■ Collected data
######
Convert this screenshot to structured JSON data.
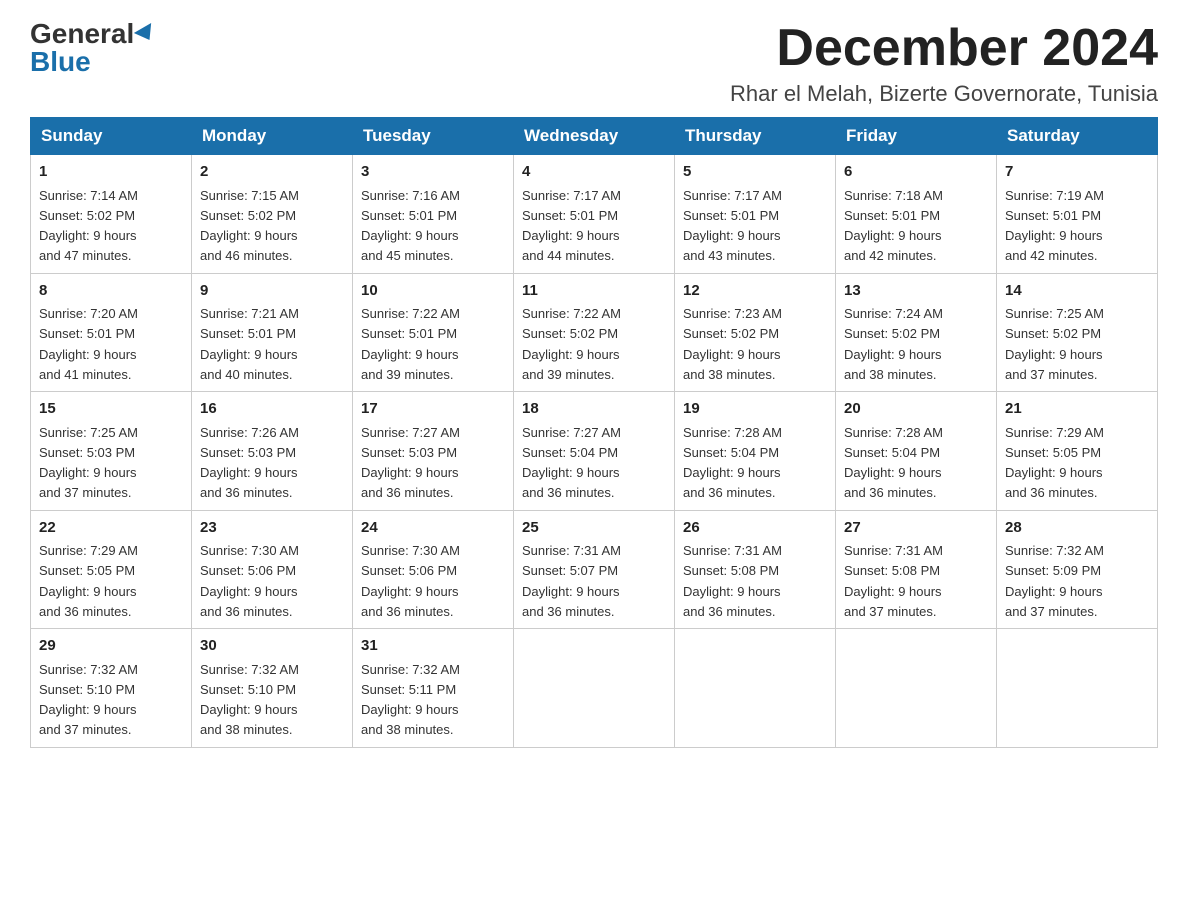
{
  "logo": {
    "general": "General",
    "blue": "Blue"
  },
  "title": "December 2024",
  "location": "Rhar el Melah, Bizerte Governorate, Tunisia",
  "days_of_week": [
    "Sunday",
    "Monday",
    "Tuesday",
    "Wednesday",
    "Thursday",
    "Friday",
    "Saturday"
  ],
  "weeks": [
    [
      {
        "day": "1",
        "sunrise": "7:14 AM",
        "sunset": "5:02 PM",
        "daylight": "9 hours and 47 minutes."
      },
      {
        "day": "2",
        "sunrise": "7:15 AM",
        "sunset": "5:02 PM",
        "daylight": "9 hours and 46 minutes."
      },
      {
        "day": "3",
        "sunrise": "7:16 AM",
        "sunset": "5:01 PM",
        "daylight": "9 hours and 45 minutes."
      },
      {
        "day": "4",
        "sunrise": "7:17 AM",
        "sunset": "5:01 PM",
        "daylight": "9 hours and 44 minutes."
      },
      {
        "day": "5",
        "sunrise": "7:17 AM",
        "sunset": "5:01 PM",
        "daylight": "9 hours and 43 minutes."
      },
      {
        "day": "6",
        "sunrise": "7:18 AM",
        "sunset": "5:01 PM",
        "daylight": "9 hours and 42 minutes."
      },
      {
        "day": "7",
        "sunrise": "7:19 AM",
        "sunset": "5:01 PM",
        "daylight": "9 hours and 42 minutes."
      }
    ],
    [
      {
        "day": "8",
        "sunrise": "7:20 AM",
        "sunset": "5:01 PM",
        "daylight": "9 hours and 41 minutes."
      },
      {
        "day": "9",
        "sunrise": "7:21 AM",
        "sunset": "5:01 PM",
        "daylight": "9 hours and 40 minutes."
      },
      {
        "day": "10",
        "sunrise": "7:22 AM",
        "sunset": "5:01 PM",
        "daylight": "9 hours and 39 minutes."
      },
      {
        "day": "11",
        "sunrise": "7:22 AM",
        "sunset": "5:02 PM",
        "daylight": "9 hours and 39 minutes."
      },
      {
        "day": "12",
        "sunrise": "7:23 AM",
        "sunset": "5:02 PM",
        "daylight": "9 hours and 38 minutes."
      },
      {
        "day": "13",
        "sunrise": "7:24 AM",
        "sunset": "5:02 PM",
        "daylight": "9 hours and 38 minutes."
      },
      {
        "day": "14",
        "sunrise": "7:25 AM",
        "sunset": "5:02 PM",
        "daylight": "9 hours and 37 minutes."
      }
    ],
    [
      {
        "day": "15",
        "sunrise": "7:25 AM",
        "sunset": "5:03 PM",
        "daylight": "9 hours and 37 minutes."
      },
      {
        "day": "16",
        "sunrise": "7:26 AM",
        "sunset": "5:03 PM",
        "daylight": "9 hours and 36 minutes."
      },
      {
        "day": "17",
        "sunrise": "7:27 AM",
        "sunset": "5:03 PM",
        "daylight": "9 hours and 36 minutes."
      },
      {
        "day": "18",
        "sunrise": "7:27 AM",
        "sunset": "5:04 PM",
        "daylight": "9 hours and 36 minutes."
      },
      {
        "day": "19",
        "sunrise": "7:28 AM",
        "sunset": "5:04 PM",
        "daylight": "9 hours and 36 minutes."
      },
      {
        "day": "20",
        "sunrise": "7:28 AM",
        "sunset": "5:04 PM",
        "daylight": "9 hours and 36 minutes."
      },
      {
        "day": "21",
        "sunrise": "7:29 AM",
        "sunset": "5:05 PM",
        "daylight": "9 hours and 36 minutes."
      }
    ],
    [
      {
        "day": "22",
        "sunrise": "7:29 AM",
        "sunset": "5:05 PM",
        "daylight": "9 hours and 36 minutes."
      },
      {
        "day": "23",
        "sunrise": "7:30 AM",
        "sunset": "5:06 PM",
        "daylight": "9 hours and 36 minutes."
      },
      {
        "day": "24",
        "sunrise": "7:30 AM",
        "sunset": "5:06 PM",
        "daylight": "9 hours and 36 minutes."
      },
      {
        "day": "25",
        "sunrise": "7:31 AM",
        "sunset": "5:07 PM",
        "daylight": "9 hours and 36 minutes."
      },
      {
        "day": "26",
        "sunrise": "7:31 AM",
        "sunset": "5:08 PM",
        "daylight": "9 hours and 36 minutes."
      },
      {
        "day": "27",
        "sunrise": "7:31 AM",
        "sunset": "5:08 PM",
        "daylight": "9 hours and 37 minutes."
      },
      {
        "day": "28",
        "sunrise": "7:32 AM",
        "sunset": "5:09 PM",
        "daylight": "9 hours and 37 minutes."
      }
    ],
    [
      {
        "day": "29",
        "sunrise": "7:32 AM",
        "sunset": "5:10 PM",
        "daylight": "9 hours and 37 minutes."
      },
      {
        "day": "30",
        "sunrise": "7:32 AM",
        "sunset": "5:10 PM",
        "daylight": "9 hours and 38 minutes."
      },
      {
        "day": "31",
        "sunrise": "7:32 AM",
        "sunset": "5:11 PM",
        "daylight": "9 hours and 38 minutes."
      },
      null,
      null,
      null,
      null
    ]
  ],
  "labels": {
    "sunrise": "Sunrise:",
    "sunset": "Sunset:",
    "daylight": "Daylight:"
  }
}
######
Pictures stay out of the copy; please restate every record above exactly.

■ Exercise response
Convert this screenshot to structured JSON data.
{
  "logo": {
    "general": "General",
    "blue": "Blue"
  },
  "title": "December 2024",
  "location": "Rhar el Melah, Bizerte Governorate, Tunisia",
  "days_of_week": [
    "Sunday",
    "Monday",
    "Tuesday",
    "Wednesday",
    "Thursday",
    "Friday",
    "Saturday"
  ],
  "weeks": [
    [
      {
        "day": "1",
        "sunrise": "7:14 AM",
        "sunset": "5:02 PM",
        "daylight": "9 hours and 47 minutes."
      },
      {
        "day": "2",
        "sunrise": "7:15 AM",
        "sunset": "5:02 PM",
        "daylight": "9 hours and 46 minutes."
      },
      {
        "day": "3",
        "sunrise": "7:16 AM",
        "sunset": "5:01 PM",
        "daylight": "9 hours and 45 minutes."
      },
      {
        "day": "4",
        "sunrise": "7:17 AM",
        "sunset": "5:01 PM",
        "daylight": "9 hours and 44 minutes."
      },
      {
        "day": "5",
        "sunrise": "7:17 AM",
        "sunset": "5:01 PM",
        "daylight": "9 hours and 43 minutes."
      },
      {
        "day": "6",
        "sunrise": "7:18 AM",
        "sunset": "5:01 PM",
        "daylight": "9 hours and 42 minutes."
      },
      {
        "day": "7",
        "sunrise": "7:19 AM",
        "sunset": "5:01 PM",
        "daylight": "9 hours and 42 minutes."
      }
    ],
    [
      {
        "day": "8",
        "sunrise": "7:20 AM",
        "sunset": "5:01 PM",
        "daylight": "9 hours and 41 minutes."
      },
      {
        "day": "9",
        "sunrise": "7:21 AM",
        "sunset": "5:01 PM",
        "daylight": "9 hours and 40 minutes."
      },
      {
        "day": "10",
        "sunrise": "7:22 AM",
        "sunset": "5:01 PM",
        "daylight": "9 hours and 39 minutes."
      },
      {
        "day": "11",
        "sunrise": "7:22 AM",
        "sunset": "5:02 PM",
        "daylight": "9 hours and 39 minutes."
      },
      {
        "day": "12",
        "sunrise": "7:23 AM",
        "sunset": "5:02 PM",
        "daylight": "9 hours and 38 minutes."
      },
      {
        "day": "13",
        "sunrise": "7:24 AM",
        "sunset": "5:02 PM",
        "daylight": "9 hours and 38 minutes."
      },
      {
        "day": "14",
        "sunrise": "7:25 AM",
        "sunset": "5:02 PM",
        "daylight": "9 hours and 37 minutes."
      }
    ],
    [
      {
        "day": "15",
        "sunrise": "7:25 AM",
        "sunset": "5:03 PM",
        "daylight": "9 hours and 37 minutes."
      },
      {
        "day": "16",
        "sunrise": "7:26 AM",
        "sunset": "5:03 PM",
        "daylight": "9 hours and 36 minutes."
      },
      {
        "day": "17",
        "sunrise": "7:27 AM",
        "sunset": "5:03 PM",
        "daylight": "9 hours and 36 minutes."
      },
      {
        "day": "18",
        "sunrise": "7:27 AM",
        "sunset": "5:04 PM",
        "daylight": "9 hours and 36 minutes."
      },
      {
        "day": "19",
        "sunrise": "7:28 AM",
        "sunset": "5:04 PM",
        "daylight": "9 hours and 36 minutes."
      },
      {
        "day": "20",
        "sunrise": "7:28 AM",
        "sunset": "5:04 PM",
        "daylight": "9 hours and 36 minutes."
      },
      {
        "day": "21",
        "sunrise": "7:29 AM",
        "sunset": "5:05 PM",
        "daylight": "9 hours and 36 minutes."
      }
    ],
    [
      {
        "day": "22",
        "sunrise": "7:29 AM",
        "sunset": "5:05 PM",
        "daylight": "9 hours and 36 minutes."
      },
      {
        "day": "23",
        "sunrise": "7:30 AM",
        "sunset": "5:06 PM",
        "daylight": "9 hours and 36 minutes."
      },
      {
        "day": "24",
        "sunrise": "7:30 AM",
        "sunset": "5:06 PM",
        "daylight": "9 hours and 36 minutes."
      },
      {
        "day": "25",
        "sunrise": "7:31 AM",
        "sunset": "5:07 PM",
        "daylight": "9 hours and 36 minutes."
      },
      {
        "day": "26",
        "sunrise": "7:31 AM",
        "sunset": "5:08 PM",
        "daylight": "9 hours and 36 minutes."
      },
      {
        "day": "27",
        "sunrise": "7:31 AM",
        "sunset": "5:08 PM",
        "daylight": "9 hours and 37 minutes."
      },
      {
        "day": "28",
        "sunrise": "7:32 AM",
        "sunset": "5:09 PM",
        "daylight": "9 hours and 37 minutes."
      }
    ],
    [
      {
        "day": "29",
        "sunrise": "7:32 AM",
        "sunset": "5:10 PM",
        "daylight": "9 hours and 37 minutes."
      },
      {
        "day": "30",
        "sunrise": "7:32 AM",
        "sunset": "5:10 PM",
        "daylight": "9 hours and 38 minutes."
      },
      {
        "day": "31",
        "sunrise": "7:32 AM",
        "sunset": "5:11 PM",
        "daylight": "9 hours and 38 minutes."
      },
      null,
      null,
      null,
      null
    ]
  ],
  "labels": {
    "sunrise": "Sunrise:",
    "sunset": "Sunset:",
    "daylight": "Daylight:"
  }
}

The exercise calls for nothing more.